• [RECORDS FOR PROCESSING]
'''

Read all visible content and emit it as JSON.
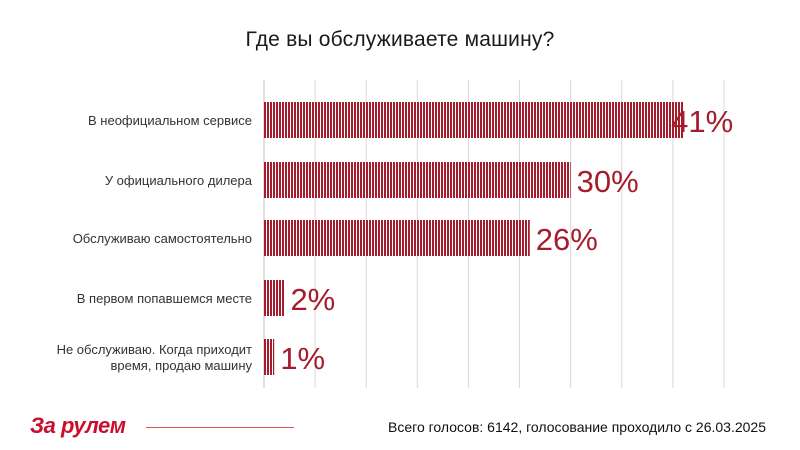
{
  "page": {
    "title": "Где вы обслуживаете машину?",
    "footer_note": "Всего голосов: 6142, голосование проходило с 26.03.2025",
    "logo_text": "За рулем"
  },
  "colors": {
    "bar": "#a51d2d",
    "value_label": "#a51d2d",
    "grid": "#d9d9d9",
    "logo": "#c8102e"
  },
  "chart_data": {
    "type": "bar",
    "orientation": "horizontal",
    "title": "Где вы обслуживаете машину?",
    "categories": [
      "В неофициальном сервисе",
      "У официального дилера",
      "Обслуживаю самостоятельно",
      "В первом попавшемся месте",
      "Не обслуживаю. Когда приходит время, продаю машину"
    ],
    "category_lines": [
      [
        "В неофициальном сервисе"
      ],
      [
        "У официального дилера"
      ],
      [
        "Обслуживаю самостоятельно"
      ],
      [
        "В первом попавшемся месте"
      ],
      [
        "Не обслуживаю. Когда приходит",
        "время, продаю машину"
      ]
    ],
    "values": [
      41,
      30,
      26,
      2,
      1
    ],
    "value_labels": [
      "41%",
      "30%",
      "26%",
      "2%",
      "1%"
    ],
    "xlim": [
      0,
      45
    ],
    "grid": true,
    "legend": "none"
  }
}
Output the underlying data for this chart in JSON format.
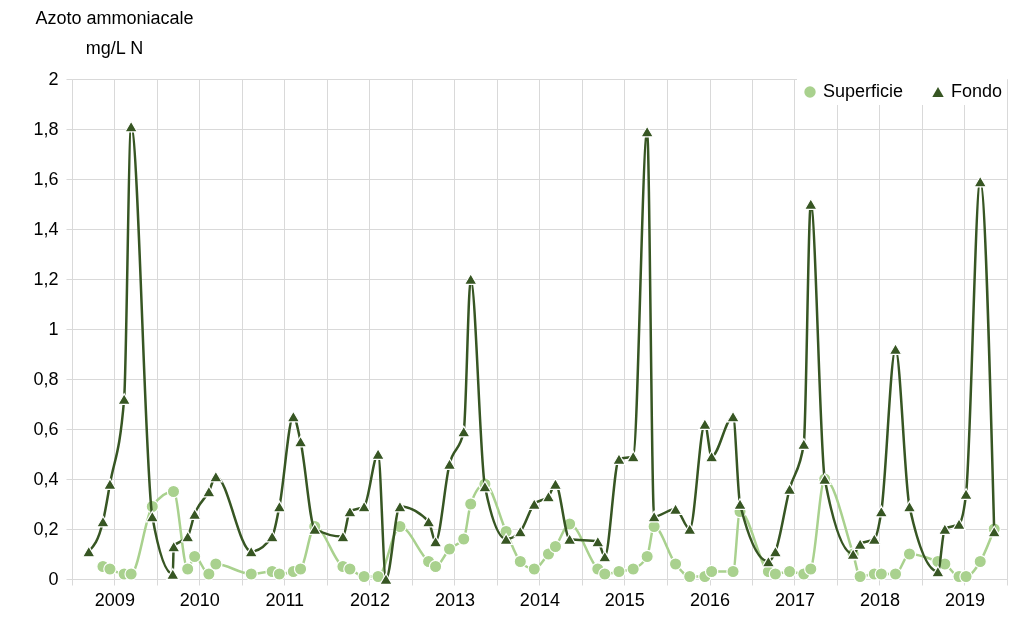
{
  "chart_data": {
    "type": "line",
    "ylabel": "Azoto ammoniacale\nmg/L N",
    "xlim": [
      "2009-01-01",
      "2020-01-01"
    ],
    "xticks": [
      {
        "value": "2009-01-01",
        "label": null
      },
      {
        "value": "2009-07-02",
        "label": "2009"
      },
      {
        "value": "2010-01-01",
        "label": null
      },
      {
        "value": "2010-07-02",
        "label": "2010"
      },
      {
        "value": "2011-01-01",
        "label": null
      },
      {
        "value": "2011-07-02",
        "label": "2011"
      },
      {
        "value": "2012-01-01",
        "label": null
      },
      {
        "value": "2012-07-02",
        "label": "2012"
      },
      {
        "value": "2013-01-01",
        "label": null
      },
      {
        "value": "2013-07-02",
        "label": "2013"
      },
      {
        "value": "2014-01-01",
        "label": null
      },
      {
        "value": "2014-07-02",
        "label": "2014"
      },
      {
        "value": "2015-01-01",
        "label": null
      },
      {
        "value": "2015-07-02",
        "label": "2015"
      },
      {
        "value": "2016-01-01",
        "label": null
      },
      {
        "value": "2016-07-02",
        "label": "2016"
      },
      {
        "value": "2017-01-01",
        "label": null
      },
      {
        "value": "2017-07-02",
        "label": "2017"
      },
      {
        "value": "2018-01-01",
        "label": null
      },
      {
        "value": "2018-07-02",
        "label": "2018"
      },
      {
        "value": "2019-01-01",
        "label": null
      },
      {
        "value": "2019-07-02",
        "label": "2019"
      },
      {
        "value": "2020-01-01",
        "label": null
      }
    ],
    "ylim": [
      0,
      2
    ],
    "yticks": [
      0,
      {
        "value": 0.2,
        "label": "0,2"
      },
      {
        "value": 0.4,
        "label": "0,4"
      },
      {
        "value": 0.6,
        "label": "0,6"
      },
      {
        "value": 0.8,
        "label": "0,8"
      },
      1,
      {
        "value": 1.2,
        "label": "1,2"
      },
      {
        "value": 1.4,
        "label": "1,4"
      },
      {
        "value": 1.6,
        "label": "1,6"
      },
      {
        "value": 1.8,
        "label": "1,8"
      },
      2
    ],
    "grid": true,
    "legend": "top right",
    "series": [
      {
        "name": "Superficie",
        "color": "#a9d18e",
        "marker": "circle",
        "x": [
          "2009-05-14",
          "2009-06-13",
          "2009-08-13",
          "2009-09-12",
          "2009-12-12",
          "2010-03-13",
          "2010-05-13",
          "2010-06-12",
          "2010-08-12",
          "2010-09-11",
          "2011-02-10",
          "2011-05-11",
          "2011-06-11",
          "2011-08-10",
          "2011-09-10",
          "2011-11-10",
          "2012-03-10",
          "2012-04-09",
          "2012-06-09",
          "2012-08-08",
          "2012-11-10",
          "2013-03-13",
          "2013-04-12",
          "2013-06-11",
          "2013-08-11",
          "2013-09-10",
          "2013-11-10",
          "2014-02-09",
          "2014-04-11",
          "2014-06-10",
          "2014-08-10",
          "2014-09-09",
          "2014-11-09",
          "2015-03-10",
          "2015-04-09",
          "2015-06-09",
          "2015-08-09",
          "2015-10-08",
          "2015-11-07",
          "2016-02-07",
          "2016-04-08",
          "2016-06-12",
          "2016-07-11",
          "2016-10-11",
          "2016-11-10",
          "2017-03-12",
          "2017-04-11",
          "2017-06-11",
          "2017-08-11",
          "2017-09-10",
          "2017-11-09",
          "2018-03-11",
          "2018-04-10",
          "2018-06-10",
          "2018-07-10",
          "2018-09-09",
          "2018-11-08",
          "2019-03-10",
          "2019-04-09",
          "2019-06-09",
          "2019-07-09",
          "2019-09-08",
          "2019-11-07"
        ],
        "values": [
          0.05,
          0.04,
          0.02,
          0.02,
          0.29,
          0.35,
          0.04,
          0.09,
          0.02,
          0.06,
          0.02,
          0.03,
          0.02,
          0.03,
          0.04,
          0.21,
          0.05,
          0.04,
          0.01,
          0.01,
          0.21,
          0.07,
          0.05,
          0.12,
          0.16,
          0.3,
          0.38,
          0.19,
          0.07,
          0.04,
          0.1,
          0.13,
          0.22,
          0.04,
          0.02,
          0.03,
          0.04,
          0.09,
          0.21,
          0.06,
          0.01,
          0.01,
          0.03,
          0.03,
          0.27,
          0.03,
          0.02,
          0.03,
          0.02,
          0.04,
          0.4,
          0.1,
          0.01,
          0.02,
          0.02,
          0.02,
          0.1,
          0.07,
          0.06,
          0.01,
          0.01,
          0.07,
          0.2
        ]
      },
      {
        "name": "Fondo",
        "color": "#375623",
        "marker": "triangle",
        "x": [
          "2009-03-14",
          "2009-05-14",
          "2009-06-13",
          "2009-08-13",
          "2009-09-12",
          "2009-12-12",
          "2010-03-10",
          "2010-03-14",
          "2010-05-13",
          "2010-06-12",
          "2010-08-12",
          "2010-09-11",
          "2011-02-10",
          "2011-05-11",
          "2011-06-11",
          "2011-08-10",
          "2011-09-10",
          "2011-11-10",
          "2012-03-10",
          "2012-04-09",
          "2012-06-09",
          "2012-08-08",
          "2012-09-11",
          "2012-11-10",
          "2013-03-13",
          "2013-04-12",
          "2013-06-11",
          "2013-08-11",
          "2013-09-10",
          "2013-11-10",
          "2014-02-09",
          "2014-04-11",
          "2014-06-10",
          "2014-08-10",
          "2014-09-09",
          "2014-11-09",
          "2015-03-10",
          "2015-04-09",
          "2015-06-09",
          "2015-08-09",
          "2015-10-08",
          "2015-11-07",
          "2016-02-07",
          "2016-04-08",
          "2016-06-12",
          "2016-07-11",
          "2016-10-11",
          "2016-11-10",
          "2017-03-12",
          "2017-04-11",
          "2017-06-11",
          "2017-08-11",
          "2017-09-10",
          "2017-11-09",
          "2018-03-11",
          "2018-04-10",
          "2018-06-10",
          "2018-07-10",
          "2018-09-09",
          "2018-11-08",
          "2019-03-10",
          "2019-04-09",
          "2019-06-09",
          "2019-07-09",
          "2019-09-08",
          "2019-11-07"
        ],
        "values": [
          0.11,
          0.23,
          0.38,
          0.72,
          1.81,
          0.25,
          0.02,
          0.13,
          0.17,
          0.26,
          0.35,
          0.41,
          0.11,
          0.17,
          0.29,
          0.65,
          0.55,
          0.2,
          0.17,
          0.27,
          0.29,
          0.5,
          0.0,
          0.29,
          0.23,
          0.15,
          0.46,
          0.59,
          1.2,
          0.37,
          0.16,
          0.19,
          0.3,
          0.33,
          0.38,
          0.16,
          0.15,
          0.09,
          0.48,
          0.49,
          1.79,
          0.25,
          0.28,
          0.2,
          0.62,
          0.49,
          0.65,
          0.3,
          0.07,
          0.11,
          0.36,
          0.54,
          1.5,
          0.4,
          0.1,
          0.14,
          0.16,
          0.27,
          0.92,
          0.29,
          0.03,
          0.2,
          0.22,
          0.34,
          1.59,
          0.19
        ]
      }
    ]
  }
}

'''

• [WHAT TO WORK ON]
List each line in the listing that contains the string "дилера".

• [COMPLETED EXERCISE]
      "У официального дилера",
        "У официального дилера"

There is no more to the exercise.